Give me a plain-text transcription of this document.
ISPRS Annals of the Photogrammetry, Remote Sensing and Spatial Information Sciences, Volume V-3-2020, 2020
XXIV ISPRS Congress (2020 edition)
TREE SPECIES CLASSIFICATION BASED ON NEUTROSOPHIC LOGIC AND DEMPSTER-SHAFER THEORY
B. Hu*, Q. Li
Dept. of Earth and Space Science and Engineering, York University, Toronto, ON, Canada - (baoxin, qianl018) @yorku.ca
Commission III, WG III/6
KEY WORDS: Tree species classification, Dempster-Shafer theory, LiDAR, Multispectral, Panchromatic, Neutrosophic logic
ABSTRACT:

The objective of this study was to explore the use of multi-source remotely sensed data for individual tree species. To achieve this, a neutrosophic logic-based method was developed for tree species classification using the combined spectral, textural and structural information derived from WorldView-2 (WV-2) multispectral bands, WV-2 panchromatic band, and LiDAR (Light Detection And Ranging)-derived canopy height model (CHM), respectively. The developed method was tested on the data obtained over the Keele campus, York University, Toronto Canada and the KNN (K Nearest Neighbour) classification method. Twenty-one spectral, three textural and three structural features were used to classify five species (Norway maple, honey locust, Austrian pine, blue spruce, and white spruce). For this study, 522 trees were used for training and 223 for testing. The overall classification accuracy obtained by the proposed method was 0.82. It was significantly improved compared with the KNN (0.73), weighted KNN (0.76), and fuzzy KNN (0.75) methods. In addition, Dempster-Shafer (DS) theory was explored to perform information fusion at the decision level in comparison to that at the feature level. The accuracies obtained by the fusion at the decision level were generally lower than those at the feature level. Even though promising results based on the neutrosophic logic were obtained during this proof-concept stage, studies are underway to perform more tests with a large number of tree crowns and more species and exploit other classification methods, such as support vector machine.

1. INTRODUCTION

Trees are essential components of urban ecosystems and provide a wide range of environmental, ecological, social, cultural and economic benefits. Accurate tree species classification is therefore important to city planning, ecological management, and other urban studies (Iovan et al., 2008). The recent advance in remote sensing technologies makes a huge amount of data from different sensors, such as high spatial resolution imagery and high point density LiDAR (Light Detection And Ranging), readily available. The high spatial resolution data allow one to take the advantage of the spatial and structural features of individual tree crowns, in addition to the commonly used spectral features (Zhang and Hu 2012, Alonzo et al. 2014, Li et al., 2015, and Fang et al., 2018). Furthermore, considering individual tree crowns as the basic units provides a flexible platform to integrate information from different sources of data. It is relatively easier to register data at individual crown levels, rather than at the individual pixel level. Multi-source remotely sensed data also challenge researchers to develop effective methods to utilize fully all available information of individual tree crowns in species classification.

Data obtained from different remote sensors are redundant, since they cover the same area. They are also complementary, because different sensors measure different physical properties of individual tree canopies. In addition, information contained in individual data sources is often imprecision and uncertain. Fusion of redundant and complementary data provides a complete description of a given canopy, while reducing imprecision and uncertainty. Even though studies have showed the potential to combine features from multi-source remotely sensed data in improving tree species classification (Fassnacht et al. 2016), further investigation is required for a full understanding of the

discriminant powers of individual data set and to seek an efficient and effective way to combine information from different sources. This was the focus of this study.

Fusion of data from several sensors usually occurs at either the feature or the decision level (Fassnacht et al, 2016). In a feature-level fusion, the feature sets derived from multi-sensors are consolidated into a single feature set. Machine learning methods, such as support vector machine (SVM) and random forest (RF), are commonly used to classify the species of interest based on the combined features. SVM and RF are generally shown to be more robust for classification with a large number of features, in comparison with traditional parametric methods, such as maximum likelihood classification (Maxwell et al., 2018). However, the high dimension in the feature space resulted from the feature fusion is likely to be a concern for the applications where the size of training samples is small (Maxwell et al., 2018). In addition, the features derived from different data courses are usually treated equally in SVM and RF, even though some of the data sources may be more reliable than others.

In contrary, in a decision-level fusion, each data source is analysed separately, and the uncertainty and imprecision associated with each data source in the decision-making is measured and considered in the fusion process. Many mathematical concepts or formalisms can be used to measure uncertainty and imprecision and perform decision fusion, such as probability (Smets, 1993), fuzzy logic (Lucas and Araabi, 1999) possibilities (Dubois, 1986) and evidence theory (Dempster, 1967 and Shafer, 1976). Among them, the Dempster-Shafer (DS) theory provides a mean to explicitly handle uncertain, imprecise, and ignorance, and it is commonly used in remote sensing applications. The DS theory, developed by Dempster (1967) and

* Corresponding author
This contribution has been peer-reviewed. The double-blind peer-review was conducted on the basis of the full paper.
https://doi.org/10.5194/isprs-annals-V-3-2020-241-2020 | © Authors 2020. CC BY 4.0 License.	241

...

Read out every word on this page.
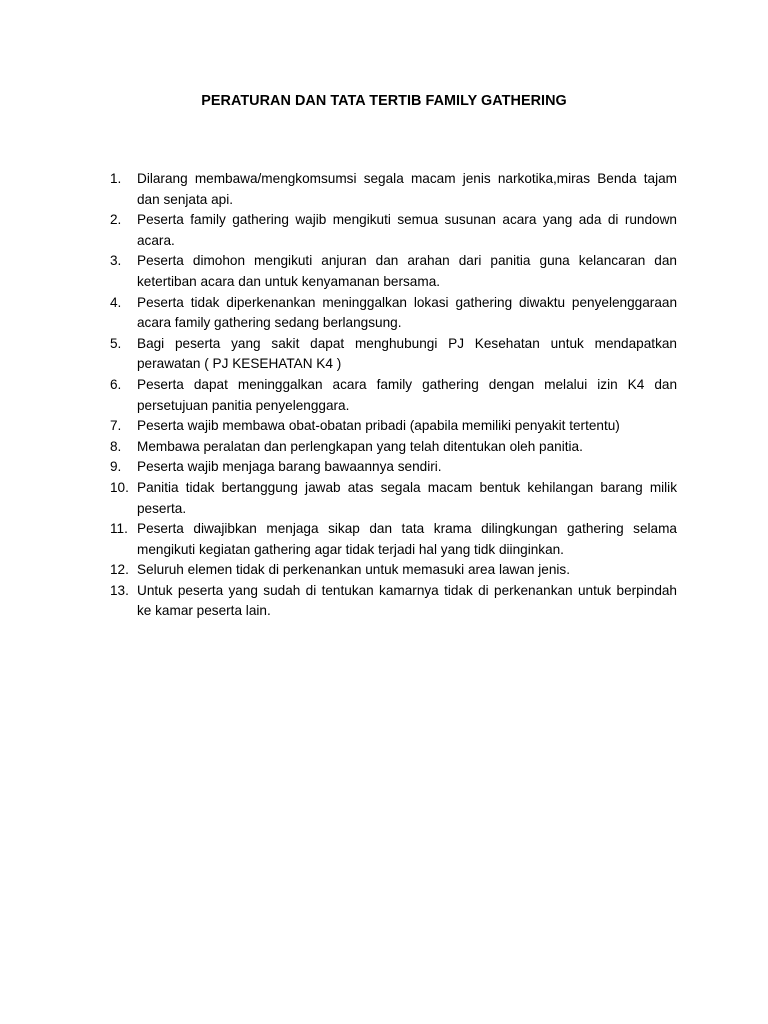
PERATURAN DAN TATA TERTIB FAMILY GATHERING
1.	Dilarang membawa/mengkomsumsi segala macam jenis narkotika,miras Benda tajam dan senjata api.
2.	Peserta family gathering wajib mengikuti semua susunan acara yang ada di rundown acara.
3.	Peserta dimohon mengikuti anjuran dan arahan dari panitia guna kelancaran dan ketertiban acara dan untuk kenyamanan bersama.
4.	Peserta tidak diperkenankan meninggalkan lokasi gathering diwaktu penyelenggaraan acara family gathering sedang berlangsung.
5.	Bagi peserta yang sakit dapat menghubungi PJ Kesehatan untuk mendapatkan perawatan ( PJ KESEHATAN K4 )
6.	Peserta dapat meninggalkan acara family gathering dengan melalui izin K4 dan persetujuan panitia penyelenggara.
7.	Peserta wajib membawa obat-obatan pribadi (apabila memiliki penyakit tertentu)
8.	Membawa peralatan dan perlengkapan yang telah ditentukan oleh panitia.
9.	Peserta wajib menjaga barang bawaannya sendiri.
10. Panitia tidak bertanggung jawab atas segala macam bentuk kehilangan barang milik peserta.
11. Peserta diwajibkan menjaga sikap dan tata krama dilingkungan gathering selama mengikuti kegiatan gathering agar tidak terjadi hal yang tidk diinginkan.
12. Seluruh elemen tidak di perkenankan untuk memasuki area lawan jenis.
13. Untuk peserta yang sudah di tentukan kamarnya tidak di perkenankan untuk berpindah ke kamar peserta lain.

AIM → From the data above, copy out every line with the string "macam" in it.

EXPECTED ANSWER →
1.	Dilarang membawa/mengkomsumsi segala macam jenis narkotika,miras Benda tajam dan senjata api.
10. Panitia tidak bertanggung jawab atas segala macam bentuk kehilangan barang milik peserta.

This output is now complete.